- _Problem to solve_
From the listing below, pull each line that includes "umol".

☆ ☆ ☆ ☆ ☆ ☆ ☆

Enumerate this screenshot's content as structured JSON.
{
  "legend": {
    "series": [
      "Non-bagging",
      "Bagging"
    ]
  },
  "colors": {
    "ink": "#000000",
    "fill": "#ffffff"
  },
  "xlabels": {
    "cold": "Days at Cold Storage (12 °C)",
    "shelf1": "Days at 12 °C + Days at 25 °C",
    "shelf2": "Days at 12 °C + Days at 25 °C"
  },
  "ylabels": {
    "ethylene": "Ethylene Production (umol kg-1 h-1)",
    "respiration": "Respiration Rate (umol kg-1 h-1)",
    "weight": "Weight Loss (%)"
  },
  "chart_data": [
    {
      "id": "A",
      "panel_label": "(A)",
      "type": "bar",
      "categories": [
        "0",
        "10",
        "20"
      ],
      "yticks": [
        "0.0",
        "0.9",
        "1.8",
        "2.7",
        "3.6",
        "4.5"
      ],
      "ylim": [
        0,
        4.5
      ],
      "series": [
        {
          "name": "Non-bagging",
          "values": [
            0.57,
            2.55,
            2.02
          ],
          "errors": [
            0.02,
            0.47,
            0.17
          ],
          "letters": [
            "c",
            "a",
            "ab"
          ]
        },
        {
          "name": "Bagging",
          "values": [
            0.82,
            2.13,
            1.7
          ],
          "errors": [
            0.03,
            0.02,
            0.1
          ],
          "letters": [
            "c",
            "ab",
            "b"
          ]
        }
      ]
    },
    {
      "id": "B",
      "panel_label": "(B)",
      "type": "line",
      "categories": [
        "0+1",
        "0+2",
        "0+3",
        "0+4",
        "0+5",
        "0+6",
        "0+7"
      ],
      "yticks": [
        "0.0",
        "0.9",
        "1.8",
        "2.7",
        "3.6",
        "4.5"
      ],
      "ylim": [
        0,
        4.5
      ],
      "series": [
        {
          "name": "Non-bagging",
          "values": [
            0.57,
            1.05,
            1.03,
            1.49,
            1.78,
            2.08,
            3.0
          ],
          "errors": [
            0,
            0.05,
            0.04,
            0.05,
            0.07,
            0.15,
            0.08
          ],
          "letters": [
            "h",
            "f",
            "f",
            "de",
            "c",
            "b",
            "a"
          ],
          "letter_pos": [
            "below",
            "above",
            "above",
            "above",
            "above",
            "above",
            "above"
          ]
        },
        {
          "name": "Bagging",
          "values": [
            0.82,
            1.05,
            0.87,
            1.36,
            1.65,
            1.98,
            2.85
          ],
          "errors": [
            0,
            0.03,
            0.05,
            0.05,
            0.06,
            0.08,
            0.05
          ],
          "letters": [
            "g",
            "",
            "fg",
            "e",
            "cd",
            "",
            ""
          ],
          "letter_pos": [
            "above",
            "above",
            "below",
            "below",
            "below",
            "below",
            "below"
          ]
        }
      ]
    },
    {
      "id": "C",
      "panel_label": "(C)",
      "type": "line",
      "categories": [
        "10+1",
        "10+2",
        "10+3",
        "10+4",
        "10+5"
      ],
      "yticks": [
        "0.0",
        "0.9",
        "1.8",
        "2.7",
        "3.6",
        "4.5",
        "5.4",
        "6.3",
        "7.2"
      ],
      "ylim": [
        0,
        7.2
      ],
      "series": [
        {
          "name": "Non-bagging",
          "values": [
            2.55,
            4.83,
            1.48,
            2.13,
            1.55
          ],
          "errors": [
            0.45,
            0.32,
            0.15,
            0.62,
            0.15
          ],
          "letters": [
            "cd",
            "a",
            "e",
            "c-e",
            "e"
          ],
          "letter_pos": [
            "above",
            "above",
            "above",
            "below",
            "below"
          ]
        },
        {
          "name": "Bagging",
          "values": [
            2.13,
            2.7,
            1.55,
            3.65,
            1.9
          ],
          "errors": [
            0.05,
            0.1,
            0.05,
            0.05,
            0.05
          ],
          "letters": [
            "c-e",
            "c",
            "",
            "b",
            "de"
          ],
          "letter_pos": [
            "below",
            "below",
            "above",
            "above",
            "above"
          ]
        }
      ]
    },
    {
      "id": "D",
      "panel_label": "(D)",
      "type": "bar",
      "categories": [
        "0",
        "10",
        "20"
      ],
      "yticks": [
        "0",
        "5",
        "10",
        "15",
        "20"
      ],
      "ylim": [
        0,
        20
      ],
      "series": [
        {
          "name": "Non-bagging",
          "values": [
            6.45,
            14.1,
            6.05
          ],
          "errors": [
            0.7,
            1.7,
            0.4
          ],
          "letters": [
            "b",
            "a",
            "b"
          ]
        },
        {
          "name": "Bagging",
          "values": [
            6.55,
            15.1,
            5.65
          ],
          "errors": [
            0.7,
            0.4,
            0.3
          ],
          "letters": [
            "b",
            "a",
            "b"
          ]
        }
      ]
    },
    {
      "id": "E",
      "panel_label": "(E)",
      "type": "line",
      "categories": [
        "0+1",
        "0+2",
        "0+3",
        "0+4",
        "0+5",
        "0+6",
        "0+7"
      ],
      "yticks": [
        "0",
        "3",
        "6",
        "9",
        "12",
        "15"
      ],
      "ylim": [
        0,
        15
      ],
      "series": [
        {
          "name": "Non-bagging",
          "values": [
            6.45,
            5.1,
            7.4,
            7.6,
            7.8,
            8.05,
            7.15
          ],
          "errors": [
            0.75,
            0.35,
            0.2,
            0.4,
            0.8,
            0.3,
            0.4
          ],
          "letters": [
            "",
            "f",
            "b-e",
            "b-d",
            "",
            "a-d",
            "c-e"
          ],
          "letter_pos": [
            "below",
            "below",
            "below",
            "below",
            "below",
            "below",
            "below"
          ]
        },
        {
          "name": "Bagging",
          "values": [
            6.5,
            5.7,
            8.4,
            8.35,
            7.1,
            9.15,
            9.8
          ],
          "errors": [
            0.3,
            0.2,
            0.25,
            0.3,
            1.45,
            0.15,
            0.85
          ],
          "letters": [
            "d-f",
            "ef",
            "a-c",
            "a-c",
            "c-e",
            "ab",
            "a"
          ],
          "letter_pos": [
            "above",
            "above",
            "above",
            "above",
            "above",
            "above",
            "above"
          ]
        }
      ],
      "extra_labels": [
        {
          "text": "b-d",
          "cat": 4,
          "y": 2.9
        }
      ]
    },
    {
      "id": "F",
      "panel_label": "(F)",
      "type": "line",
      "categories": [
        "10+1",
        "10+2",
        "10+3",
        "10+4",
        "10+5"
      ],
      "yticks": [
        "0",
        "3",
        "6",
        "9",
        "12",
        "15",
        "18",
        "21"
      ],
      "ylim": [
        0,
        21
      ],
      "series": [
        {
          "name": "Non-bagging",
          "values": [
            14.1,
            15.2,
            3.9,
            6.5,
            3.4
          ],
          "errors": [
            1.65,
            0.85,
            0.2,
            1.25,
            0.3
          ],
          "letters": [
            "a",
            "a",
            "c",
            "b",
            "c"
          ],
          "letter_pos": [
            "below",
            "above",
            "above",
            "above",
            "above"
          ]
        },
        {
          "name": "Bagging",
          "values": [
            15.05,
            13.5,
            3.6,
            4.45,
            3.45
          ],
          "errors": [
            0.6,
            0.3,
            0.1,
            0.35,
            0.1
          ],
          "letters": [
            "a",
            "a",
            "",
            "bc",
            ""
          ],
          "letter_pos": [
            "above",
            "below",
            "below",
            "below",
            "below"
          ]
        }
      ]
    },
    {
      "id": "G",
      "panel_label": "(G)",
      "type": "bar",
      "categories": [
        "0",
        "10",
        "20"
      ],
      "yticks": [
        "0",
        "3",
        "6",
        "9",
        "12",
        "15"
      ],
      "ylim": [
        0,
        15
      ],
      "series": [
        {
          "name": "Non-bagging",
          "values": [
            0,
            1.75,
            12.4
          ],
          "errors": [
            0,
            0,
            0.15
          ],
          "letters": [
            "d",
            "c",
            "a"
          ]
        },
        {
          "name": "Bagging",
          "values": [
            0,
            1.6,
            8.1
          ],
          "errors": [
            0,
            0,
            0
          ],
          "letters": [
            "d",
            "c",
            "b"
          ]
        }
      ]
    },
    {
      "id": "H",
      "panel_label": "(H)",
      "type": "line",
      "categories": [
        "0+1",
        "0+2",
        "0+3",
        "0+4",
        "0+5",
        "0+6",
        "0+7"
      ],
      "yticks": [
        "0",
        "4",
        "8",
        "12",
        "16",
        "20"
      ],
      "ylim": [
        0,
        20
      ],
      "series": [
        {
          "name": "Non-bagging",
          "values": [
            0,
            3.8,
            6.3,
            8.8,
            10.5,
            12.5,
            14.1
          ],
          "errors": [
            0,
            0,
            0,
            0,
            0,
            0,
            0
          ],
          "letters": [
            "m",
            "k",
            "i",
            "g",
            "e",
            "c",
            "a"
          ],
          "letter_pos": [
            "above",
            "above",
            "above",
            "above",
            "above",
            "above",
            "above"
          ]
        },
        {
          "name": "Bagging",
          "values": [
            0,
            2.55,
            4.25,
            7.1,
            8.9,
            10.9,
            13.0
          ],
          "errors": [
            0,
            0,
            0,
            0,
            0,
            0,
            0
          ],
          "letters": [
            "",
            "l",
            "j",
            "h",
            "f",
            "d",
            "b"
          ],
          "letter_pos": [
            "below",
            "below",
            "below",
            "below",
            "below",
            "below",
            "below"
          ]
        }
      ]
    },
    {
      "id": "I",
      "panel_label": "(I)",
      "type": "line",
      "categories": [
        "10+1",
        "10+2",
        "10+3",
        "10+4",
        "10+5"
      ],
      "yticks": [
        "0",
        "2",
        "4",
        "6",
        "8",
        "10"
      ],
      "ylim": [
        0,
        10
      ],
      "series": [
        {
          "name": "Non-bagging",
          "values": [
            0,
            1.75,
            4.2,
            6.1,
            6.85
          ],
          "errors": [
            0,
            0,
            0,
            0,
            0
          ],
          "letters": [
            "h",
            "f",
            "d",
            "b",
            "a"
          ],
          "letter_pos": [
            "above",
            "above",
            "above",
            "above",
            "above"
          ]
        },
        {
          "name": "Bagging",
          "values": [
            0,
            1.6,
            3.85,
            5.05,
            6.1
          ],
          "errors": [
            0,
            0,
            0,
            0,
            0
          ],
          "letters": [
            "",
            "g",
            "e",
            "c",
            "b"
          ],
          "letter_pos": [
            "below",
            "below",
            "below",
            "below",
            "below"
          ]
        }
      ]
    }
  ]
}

☆ ☆ ☆ ☆ ☆ ☆ ☆

- _Solution for this problem_
    "ethylene": "Ethylene Production (umol kg-1 h-1)",
    "respiration": "Respiration Rate (umol kg-1 h-1)",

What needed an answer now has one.